* [Description of the task]:
With nothing omitted, transcribe the entries exactly as written.

* [Record excerpts]:
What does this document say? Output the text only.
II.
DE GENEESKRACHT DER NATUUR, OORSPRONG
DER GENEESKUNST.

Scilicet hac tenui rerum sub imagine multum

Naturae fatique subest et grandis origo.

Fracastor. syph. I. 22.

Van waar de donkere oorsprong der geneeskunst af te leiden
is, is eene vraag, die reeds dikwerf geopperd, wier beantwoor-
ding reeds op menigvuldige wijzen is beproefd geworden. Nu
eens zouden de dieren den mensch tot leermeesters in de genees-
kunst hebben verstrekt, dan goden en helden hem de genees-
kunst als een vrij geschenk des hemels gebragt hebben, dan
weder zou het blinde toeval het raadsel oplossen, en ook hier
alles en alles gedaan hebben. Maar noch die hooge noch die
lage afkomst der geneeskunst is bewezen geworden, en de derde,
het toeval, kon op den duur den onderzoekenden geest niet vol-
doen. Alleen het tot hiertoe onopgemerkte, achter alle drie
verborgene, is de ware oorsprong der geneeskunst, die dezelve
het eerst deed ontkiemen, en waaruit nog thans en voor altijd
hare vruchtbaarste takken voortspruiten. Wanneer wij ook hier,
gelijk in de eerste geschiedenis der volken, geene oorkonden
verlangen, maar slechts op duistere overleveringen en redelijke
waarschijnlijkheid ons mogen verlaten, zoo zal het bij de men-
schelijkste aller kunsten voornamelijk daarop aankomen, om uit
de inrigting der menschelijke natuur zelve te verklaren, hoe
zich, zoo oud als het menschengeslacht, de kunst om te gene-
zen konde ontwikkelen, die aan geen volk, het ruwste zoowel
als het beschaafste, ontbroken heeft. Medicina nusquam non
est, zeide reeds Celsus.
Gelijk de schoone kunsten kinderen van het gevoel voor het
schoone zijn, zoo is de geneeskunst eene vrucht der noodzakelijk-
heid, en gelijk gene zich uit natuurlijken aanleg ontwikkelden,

* [Problem solution]:
What does this document say? Output the text only.
II.
DE GENEESKRACHT DER NATUUR, OORSPRONG
DER GENEESKUNST.

Scilicet hac tenui rerum sub imagine multum

Naturae fatique subest et grandis origo.

Fracastor. syph. I. 22.

Van waar de donkere oorsprong der geneeskunst af te leiden
is, is eene vraag, die reeds dikwerf geopperd, wier beantwoor-
ding reeds op menigvuldige wijzen is beproefd geworden. Nu
eens zouden de dieren den mensch tot leermeesters in de genees-
kunst hebben verstrekt, dan goden en helden hem de genees-
kunst als een vrij geschenk des hemels gebragt hebben, dan
weder zou het blinde toeval het raadsel oplossen, en ook hier
alles en alles gedaan hebben. Maar noch die hooge noch die
lage afkomst der geneeskunst is bewezen geworden, en de derde,
het toeval, kon op den duur den onderzoekenden geest niet vol-
doen. Alleen het tot hiertoe onopgemerkte, achter alle drie
verborgene, is de ware oorsprong der geneeskunst, die dezelve
het eerst deed ontkiemen, en waaruit nog thans en voor altijd
hare vruchtbaarste takken voortspruiten. Wanneer wij ook hier,
gelijk in de eerste geschiedenis der volken, geene oorkonden
verlangen, maar slechts op duistere overleveringen en redelijke
waarschijnlijkheid ons mogen verlaten, zoo zal het bij de men-
schelijkste aller kunsten voornamelijk daarop aankomen, om uit
de inrigting der menschelijke natuur zelve te verklaren, hoe
zich, zoo oud als het menschengeslacht, de kunst om te gene-
zen konde ontwikkelen, die aan geen volk, het ruwste zoowel
als het beschaafste, ontbroken heeft. Medicina nusquam non
est, zeide reeds Celsus.
Gelijk de schoone kunsten kinderen van het gevoel voor het
schoone zijn, zoo is de geneeskunst eene vrucht der noodzakelijk-
heid, en gelijk gene zich uit natuurlijken aanleg ontwikkelden,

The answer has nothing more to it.